DATASET RECORDS:

━━━━━━━━

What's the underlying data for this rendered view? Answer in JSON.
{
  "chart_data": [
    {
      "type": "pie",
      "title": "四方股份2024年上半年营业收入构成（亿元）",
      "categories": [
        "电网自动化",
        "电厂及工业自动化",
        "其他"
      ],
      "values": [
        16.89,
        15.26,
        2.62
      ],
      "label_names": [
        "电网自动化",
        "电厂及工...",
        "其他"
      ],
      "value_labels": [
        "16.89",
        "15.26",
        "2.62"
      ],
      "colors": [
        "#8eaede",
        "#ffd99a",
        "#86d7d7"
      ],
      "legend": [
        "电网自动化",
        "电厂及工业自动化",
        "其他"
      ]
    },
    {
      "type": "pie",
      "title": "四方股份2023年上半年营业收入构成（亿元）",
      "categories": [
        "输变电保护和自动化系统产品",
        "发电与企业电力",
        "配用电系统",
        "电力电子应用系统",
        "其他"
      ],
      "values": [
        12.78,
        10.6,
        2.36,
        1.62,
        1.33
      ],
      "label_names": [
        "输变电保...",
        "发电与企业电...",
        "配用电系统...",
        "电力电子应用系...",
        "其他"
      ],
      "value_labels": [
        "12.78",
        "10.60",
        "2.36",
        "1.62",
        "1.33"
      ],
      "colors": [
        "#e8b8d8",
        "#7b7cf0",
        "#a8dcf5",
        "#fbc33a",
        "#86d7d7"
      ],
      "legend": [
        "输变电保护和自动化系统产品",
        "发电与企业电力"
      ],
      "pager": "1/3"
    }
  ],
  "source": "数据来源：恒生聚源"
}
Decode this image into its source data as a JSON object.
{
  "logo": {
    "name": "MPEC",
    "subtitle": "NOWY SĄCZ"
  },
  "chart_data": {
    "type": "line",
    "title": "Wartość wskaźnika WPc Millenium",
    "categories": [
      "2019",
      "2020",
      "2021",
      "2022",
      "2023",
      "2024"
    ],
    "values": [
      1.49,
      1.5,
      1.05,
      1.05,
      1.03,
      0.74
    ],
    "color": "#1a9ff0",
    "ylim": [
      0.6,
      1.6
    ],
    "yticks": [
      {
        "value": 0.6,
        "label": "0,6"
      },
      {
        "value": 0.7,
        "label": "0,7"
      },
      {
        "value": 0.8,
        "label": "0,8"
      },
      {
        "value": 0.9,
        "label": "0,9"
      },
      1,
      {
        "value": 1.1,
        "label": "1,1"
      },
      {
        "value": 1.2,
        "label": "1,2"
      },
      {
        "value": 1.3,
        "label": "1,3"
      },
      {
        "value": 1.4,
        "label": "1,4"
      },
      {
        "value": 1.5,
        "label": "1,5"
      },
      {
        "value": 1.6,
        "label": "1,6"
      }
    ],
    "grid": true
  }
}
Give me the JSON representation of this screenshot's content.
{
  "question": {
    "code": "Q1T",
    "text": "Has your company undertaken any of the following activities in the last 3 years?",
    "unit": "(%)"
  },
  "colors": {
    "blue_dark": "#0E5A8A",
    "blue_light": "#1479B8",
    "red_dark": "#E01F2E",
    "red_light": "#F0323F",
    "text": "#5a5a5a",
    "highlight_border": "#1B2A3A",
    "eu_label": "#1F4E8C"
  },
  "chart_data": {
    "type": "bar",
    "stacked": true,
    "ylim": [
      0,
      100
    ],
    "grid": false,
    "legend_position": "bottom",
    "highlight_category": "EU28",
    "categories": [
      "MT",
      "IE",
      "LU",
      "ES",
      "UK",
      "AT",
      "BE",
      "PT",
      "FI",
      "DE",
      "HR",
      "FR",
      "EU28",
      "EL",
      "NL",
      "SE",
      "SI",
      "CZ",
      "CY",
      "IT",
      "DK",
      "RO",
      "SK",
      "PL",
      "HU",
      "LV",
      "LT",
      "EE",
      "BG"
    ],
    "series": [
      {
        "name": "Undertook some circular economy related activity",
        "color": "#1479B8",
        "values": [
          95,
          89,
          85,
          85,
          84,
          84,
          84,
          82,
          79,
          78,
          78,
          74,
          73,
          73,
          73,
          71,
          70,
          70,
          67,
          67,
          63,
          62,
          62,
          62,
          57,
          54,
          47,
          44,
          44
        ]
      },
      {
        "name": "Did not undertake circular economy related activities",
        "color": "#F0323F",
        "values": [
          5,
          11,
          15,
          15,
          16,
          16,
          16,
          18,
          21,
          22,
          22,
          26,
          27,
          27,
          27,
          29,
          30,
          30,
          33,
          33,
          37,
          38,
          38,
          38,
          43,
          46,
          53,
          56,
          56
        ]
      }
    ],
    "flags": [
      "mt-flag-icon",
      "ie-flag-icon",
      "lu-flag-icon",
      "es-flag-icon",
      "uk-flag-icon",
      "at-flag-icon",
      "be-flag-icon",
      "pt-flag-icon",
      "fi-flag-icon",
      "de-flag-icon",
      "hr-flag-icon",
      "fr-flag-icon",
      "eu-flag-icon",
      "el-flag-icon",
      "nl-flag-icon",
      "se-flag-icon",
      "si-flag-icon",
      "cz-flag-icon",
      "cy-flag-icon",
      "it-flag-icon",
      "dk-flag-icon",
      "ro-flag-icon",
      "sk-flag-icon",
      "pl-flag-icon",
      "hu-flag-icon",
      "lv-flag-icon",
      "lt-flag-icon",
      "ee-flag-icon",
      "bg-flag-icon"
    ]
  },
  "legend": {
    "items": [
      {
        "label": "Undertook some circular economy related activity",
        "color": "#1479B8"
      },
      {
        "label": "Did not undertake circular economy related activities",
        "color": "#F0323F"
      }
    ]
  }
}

━━━━━━━━

WHAT TO DO:
Word for word, extract all the records.

CORRECT OUTPUT:
What's the underlying data for this rendered view? Answer in JSON.
{
  "chart_data": [
    {
      "type": "pie",
      "title": "四方股份2024年上半年营业收入构成（亿元）",
      "categories": [
        "电网自动化",
        "电厂及工业自动化",
        "其他"
      ],
      "values": [
        16.89,
        15.26,
        2.62
      ],
      "label_names": [
        "电网自动化",
        "电厂及工...",
        "其他"
      ],
      "value_labels": [
        "16.89",
        "15.26",
        "2.62"
      ],
      "colors": [
        "#8eaede",
        "#ffd99a",
        "#86d7d7"
      ],
      "legend": [
        "电网自动化",
        "电厂及工业自动化",
        "其他"
      ]
    },
    {
      "type": "pie",
      "title": "四方股份2023年上半年营业收入构成（亿元）",
      "categories": [
        "输变电保护和自动化系统产品",
        "发电与企业电力",
        "配用电系统",
        "电力电子应用系统",
        "其他"
      ],
      "values": [
        12.78,
        10.6,
        2.36,
        1.62,
        1.33
      ],
      "label_names": [
        "输变电保...",
        "发电与企业电...",
        "配用电系统...",
        "电力电子应用系...",
        "其他"
      ],
      "value_labels": [
        "12.78",
        "10.60",
        "2.36",
        "1.62",
        "1.33"
      ],
      "colors": [
        "#e8b8d8",
        "#7b7cf0",
        "#a8dcf5",
        "#fbc33a",
        "#86d7d7"
      ],
      "legend": [
        "输变电保护和自动化系统产品",
        "发电与企业电力"
      ],
      "pager": "1/3"
    }
  ],
  "source": "数据来源：恒生聚源"
}
Decode this image into its source data as a JSON object.
{
  "logo": {
    "name": "MPEC",
    "subtitle": "NOWY SĄCZ"
  },
  "chart_data": {
    "type": "line",
    "title": "Wartość wskaźnika WPc Millenium",
    "categories": [
      "2019",
      "2020",
      "2021",
      "2022",
      "2023",
      "2024"
    ],
    "values": [
      1.49,
      1.5,
      1.05,
      1.05,
      1.03,
      0.74
    ],
    "color": "#1a9ff0",
    "ylim": [
      0.6,
      1.6
    ],
    "yticks": [
      {
        "value": 0.6,
        "label": "0,6"
      },
      {
        "value": 0.7,
        "label": "0,7"
      },
      {
        "value": 0.8,
        "label": "0,8"
      },
      {
        "value": 0.9,
        "label": "0,9"
      },
      1,
      {
        "value": 1.1,
        "label": "1,1"
      },
      {
        "value": 1.2,
        "label": "1,2"
      },
      {
        "value": 1.3,
        "label": "1,3"
      },
      {
        "value": 1.4,
        "label": "1,4"
      },
      {
        "value": 1.5,
        "label": "1,5"
      },
      {
        "value": 1.6,
        "label": "1,6"
      }
    ],
    "grid": true
  }
}
Give me the JSON representation of this screenshot's content.
{
  "question": {
    "code": "Q1T",
    "text": "Has your company undertaken any of the following activities in the last 3 years?",
    "unit": "(%)"
  },
  "colors": {
    "blue_dark": "#0E5A8A",
    "blue_light": "#1479B8",
    "red_dark": "#E01F2E",
    "red_light": "#F0323F",
    "text": "#5a5a5a",
    "highlight_border": "#1B2A3A",
    "eu_label": "#1F4E8C"
  },
  "chart_data": {
    "type": "bar",
    "stacked": true,
    "ylim": [
      0,
      100
    ],
    "grid": false,
    "legend_position": "bottom",
    "highlight_category": "EU28",
    "categories": [
      "MT",
      "IE",
      "LU",
      "ES",
      "UK",
      "AT",
      "BE",
      "PT",
      "FI",
      "DE",
      "HR",
      "FR",
      "EU28",
      "EL",
      "NL",
      "SE",
      "SI",
      "CZ",
      "CY",
      "IT",
      "DK",
      "RO",
      "SK",
      "PL",
      "HU",
      "LV",
      "LT",
      "EE",
      "BG"
    ],
    "series": [
      {
        "name": "Undertook some circular economy related activity",
        "color": "#1479B8",
        "values": [
          95,
          89,
          85,
          85,
          84,
          84,
          84,
          82,
          79,
          78,
          78,
          74,
          73,
          73,
          73,
          71,
          70,
          70,
          67,
          67,
          63,
          62,
          62,
          62,
          57,
          54,
          47,
          44,
          44
        ]
      },
      {
        "name": "Did not undertake circular economy related activities",
        "color": "#F0323F",
        "values": [
          5,
          11,
          15,
          15,
          16,
          16,
          16,
          18,
          21,
          22,
          22,
          26,
          27,
          27,
          27,
          29,
          30,
          30,
          33,
          33,
          37,
          38,
          38,
          38,
          43,
          46,
          53,
          56,
          56
        ]
      }
    ],
    "flags": [
      "mt-flag-icon",
      "ie-flag-icon",
      "lu-flag-icon",
      "es-flag-icon",
      "uk-flag-icon",
      "at-flag-icon",
      "be-flag-icon",
      "pt-flag-icon",
      "fi-flag-icon",
      "de-flag-icon",
      "hr-flag-icon",
      "fr-flag-icon",
      "eu-flag-icon",
      "el-flag-icon",
      "nl-flag-icon",
      "se-flag-icon",
      "si-flag-icon",
      "cz-flag-icon",
      "cy-flag-icon",
      "it-flag-icon",
      "dk-flag-icon",
      "ro-flag-icon",
      "sk-flag-icon",
      "pl-flag-icon",
      "hu-flag-icon",
      "lv-flag-icon",
      "lt-flag-icon",
      "ee-flag-icon",
      "bg-flag-icon"
    ]
  },
  "legend": {
    "items": [
      {
        "label": "Undertook some circular economy related activity",
        "color": "#1479B8"
      },
      {
        "label": "Did not undertake circular economy related activities",
        "color": "#F0323F"
      }
    ]
  }
}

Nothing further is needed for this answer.